-- Start of Supplied material --

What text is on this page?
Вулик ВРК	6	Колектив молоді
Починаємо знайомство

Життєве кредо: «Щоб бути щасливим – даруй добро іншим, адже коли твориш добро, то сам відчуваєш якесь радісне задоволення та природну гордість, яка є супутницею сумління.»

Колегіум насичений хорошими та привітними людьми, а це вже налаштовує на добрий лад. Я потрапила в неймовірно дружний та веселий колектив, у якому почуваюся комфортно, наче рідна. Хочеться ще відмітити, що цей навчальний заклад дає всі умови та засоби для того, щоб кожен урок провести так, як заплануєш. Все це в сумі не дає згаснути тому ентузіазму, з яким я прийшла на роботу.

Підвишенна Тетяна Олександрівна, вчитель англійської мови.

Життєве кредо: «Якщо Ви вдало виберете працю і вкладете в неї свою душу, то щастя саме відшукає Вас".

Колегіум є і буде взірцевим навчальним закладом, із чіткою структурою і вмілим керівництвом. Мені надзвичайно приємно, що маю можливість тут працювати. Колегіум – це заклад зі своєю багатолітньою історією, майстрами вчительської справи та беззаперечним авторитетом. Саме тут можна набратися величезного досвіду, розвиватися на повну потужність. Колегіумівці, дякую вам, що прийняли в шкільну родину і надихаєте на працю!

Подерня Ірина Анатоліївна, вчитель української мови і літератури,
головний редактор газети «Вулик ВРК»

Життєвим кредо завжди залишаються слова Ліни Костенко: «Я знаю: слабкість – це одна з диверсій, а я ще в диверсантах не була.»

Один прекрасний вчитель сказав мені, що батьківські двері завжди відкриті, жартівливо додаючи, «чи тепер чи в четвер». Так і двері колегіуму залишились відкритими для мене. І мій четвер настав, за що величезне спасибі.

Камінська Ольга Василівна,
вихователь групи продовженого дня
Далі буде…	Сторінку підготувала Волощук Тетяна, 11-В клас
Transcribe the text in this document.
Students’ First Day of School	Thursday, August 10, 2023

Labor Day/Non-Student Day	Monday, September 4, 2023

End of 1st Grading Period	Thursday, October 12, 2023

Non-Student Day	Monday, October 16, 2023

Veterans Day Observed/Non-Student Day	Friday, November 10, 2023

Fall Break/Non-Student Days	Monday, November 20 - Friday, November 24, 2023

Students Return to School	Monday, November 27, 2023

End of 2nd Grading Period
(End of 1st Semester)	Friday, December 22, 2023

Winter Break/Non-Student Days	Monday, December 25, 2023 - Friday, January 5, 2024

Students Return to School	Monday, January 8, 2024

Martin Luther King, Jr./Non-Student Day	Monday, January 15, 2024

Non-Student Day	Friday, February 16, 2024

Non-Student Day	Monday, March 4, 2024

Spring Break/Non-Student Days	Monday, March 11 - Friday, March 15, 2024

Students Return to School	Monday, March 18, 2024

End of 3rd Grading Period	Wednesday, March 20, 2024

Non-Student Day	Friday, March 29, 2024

-- End of Supplied material --

Starting at the line that contains "Transcribe the text in this document.", print every line through the end of the listing, word for word. Leave out all the rest.

Transcribe the text in this document.
Students’ First Day of School	Thursday, August 10, 2023

Labor Day/Non-Student Day	Monday, September 4, 2023

End of 1st Grading Period	Thursday, October 12, 2023

Non-Student Day	Monday, October 16, 2023

Veterans Day Observed/Non-Student Day	Friday, November 10, 2023

Fall Break/Non-Student Days	Monday, November 20 - Friday, November 24, 2023

Students Return to School	Monday, November 27, 2023

End of 2nd Grading Period
(End of 1st Semester)	Friday, December 22, 2023

Winter Break/Non-Student Days	Monday, December 25, 2023 - Friday, January 5, 2024

Students Return to School	Monday, January 8, 2024

Martin Luther King, Jr./Non-Student Day	Monday, January 15, 2024

Non-Student Day	Friday, February 16, 2024

Non-Student Day	Monday, March 4, 2024

Spring Break/Non-Student Days	Monday, March 11 - Friday, March 15, 2024

Students Return to School	Monday, March 18, 2024

End of 3rd Grading Period	Wednesday, March 20, 2024

Non-Student Day	Friday, March 29, 2024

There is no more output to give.